*Entries*:

=-=-=-=-=

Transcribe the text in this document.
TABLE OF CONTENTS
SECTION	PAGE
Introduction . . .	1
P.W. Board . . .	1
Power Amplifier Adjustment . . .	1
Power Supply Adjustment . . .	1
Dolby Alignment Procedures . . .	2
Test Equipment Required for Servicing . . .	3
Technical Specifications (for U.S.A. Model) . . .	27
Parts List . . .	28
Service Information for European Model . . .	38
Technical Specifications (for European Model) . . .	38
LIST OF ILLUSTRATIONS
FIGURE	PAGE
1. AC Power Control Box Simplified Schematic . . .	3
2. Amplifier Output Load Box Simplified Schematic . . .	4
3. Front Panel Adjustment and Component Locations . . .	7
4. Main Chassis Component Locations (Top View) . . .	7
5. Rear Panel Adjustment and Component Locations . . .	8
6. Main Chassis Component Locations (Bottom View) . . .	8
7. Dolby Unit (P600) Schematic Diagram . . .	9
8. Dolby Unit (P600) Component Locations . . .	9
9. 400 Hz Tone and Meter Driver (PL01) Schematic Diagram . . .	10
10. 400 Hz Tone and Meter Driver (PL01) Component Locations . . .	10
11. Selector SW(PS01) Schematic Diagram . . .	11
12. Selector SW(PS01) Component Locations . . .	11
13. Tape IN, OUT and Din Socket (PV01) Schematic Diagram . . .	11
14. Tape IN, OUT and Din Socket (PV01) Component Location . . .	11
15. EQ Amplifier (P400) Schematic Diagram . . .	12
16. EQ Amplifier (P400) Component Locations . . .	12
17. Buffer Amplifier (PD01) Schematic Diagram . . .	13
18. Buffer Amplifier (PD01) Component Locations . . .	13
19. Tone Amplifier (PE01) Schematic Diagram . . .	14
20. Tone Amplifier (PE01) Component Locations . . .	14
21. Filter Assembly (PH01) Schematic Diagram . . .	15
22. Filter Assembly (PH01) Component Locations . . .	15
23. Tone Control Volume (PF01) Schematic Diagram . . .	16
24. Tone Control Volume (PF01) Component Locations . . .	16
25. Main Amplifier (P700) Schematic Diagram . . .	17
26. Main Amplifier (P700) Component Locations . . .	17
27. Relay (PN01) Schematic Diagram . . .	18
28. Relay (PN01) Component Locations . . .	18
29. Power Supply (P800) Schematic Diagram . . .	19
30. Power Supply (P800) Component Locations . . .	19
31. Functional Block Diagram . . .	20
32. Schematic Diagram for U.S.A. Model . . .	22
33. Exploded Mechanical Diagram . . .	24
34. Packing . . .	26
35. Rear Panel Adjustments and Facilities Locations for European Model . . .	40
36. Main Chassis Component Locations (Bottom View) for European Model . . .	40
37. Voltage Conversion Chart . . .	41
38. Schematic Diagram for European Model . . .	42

=-=-=-=-=

*Problem requirements*: Print the material verbatim, all of it.

*The result*:
Transcribe the text in this document.
TABLE OF CONTENTS
SECTION	PAGE
Introduction . . .	1
P.W. Board . . .	1
Power Amplifier Adjustment . . .	1
Power Supply Adjustment . . .	1
Dolby Alignment Procedures . . .	2
Test Equipment Required for Servicing . . .	3
Technical Specifications (for U.S.A. Model) . . .	27
Parts List . . .	28
Service Information for European Model . . .	38
Technical Specifications (for European Model) . . .	38
LIST OF ILLUSTRATIONS
FIGURE	PAGE
1. AC Power Control Box Simplified Schematic . . .	3
2. Amplifier Output Load Box Simplified Schematic . . .	4
3. Front Panel Adjustment and Component Locations . . .	7
4. Main Chassis Component Locations (Top View) . . .	7
5. Rear Panel Adjustment and Component Locations . . .	8
6. Main Chassis Component Locations (Bottom View) . . .	8
7. Dolby Unit (P600) Schematic Diagram . . .	9
8. Dolby Unit (P600) Component Locations . . .	9
9. 400 Hz Tone and Meter Driver (PL01) Schematic Diagram . . .	10
10. 400 Hz Tone and Meter Driver (PL01) Component Locations . . .	10
11. Selector SW(PS01) Schematic Diagram . . .	11
12. Selector SW(PS01) Component Locations . . .	11
13. Tape IN, OUT and Din Socket (PV01) Schematic Diagram . . .	11
14. Tape IN, OUT and Din Socket (PV01) Component Location . . .	11
15. EQ Amplifier (P400) Schematic Diagram . . .	12
16. EQ Amplifier (P400) Component Locations . . .	12
17. Buffer Amplifier (PD01) Schematic Diagram . . .	13
18. Buffer Amplifier (PD01) Component Locations . . .	13
19. Tone Amplifier (PE01) Schematic Diagram . . .	14
20. Tone Amplifier (PE01) Component Locations . . .	14
21. Filter Assembly (PH01) Schematic Diagram . . .	15
22. Filter Assembly (PH01) Component Locations . . .	15
23. Tone Control Volume (PF01) Schematic Diagram . . .	16
24. Tone Control Volume (PF01) Component Locations . . .	16
25. Main Amplifier (P700) Schematic Diagram . . .	17
26. Main Amplifier (P700) Component Locations . . .	17
27. Relay (PN01) Schematic Diagram . . .	18
28. Relay (PN01) Component Locations . . .	18
29. Power Supply (P800) Schematic Diagram . . .	19
30. Power Supply (P800) Component Locations . . .	19
31. Functional Block Diagram . . .	20
32. Schematic Diagram for U.S.A. Model . . .	22
33. Exploded Mechanical Diagram . . .	24
34. Packing . . .	26
35. Rear Panel Adjustments and Facilities Locations for European Model . . .	40
36. Main Chassis Component Locations (Bottom View) for European Model . . .	40
37. Voltage Conversion Chart . . .	41
38. Schematic Diagram for European Model . . .	42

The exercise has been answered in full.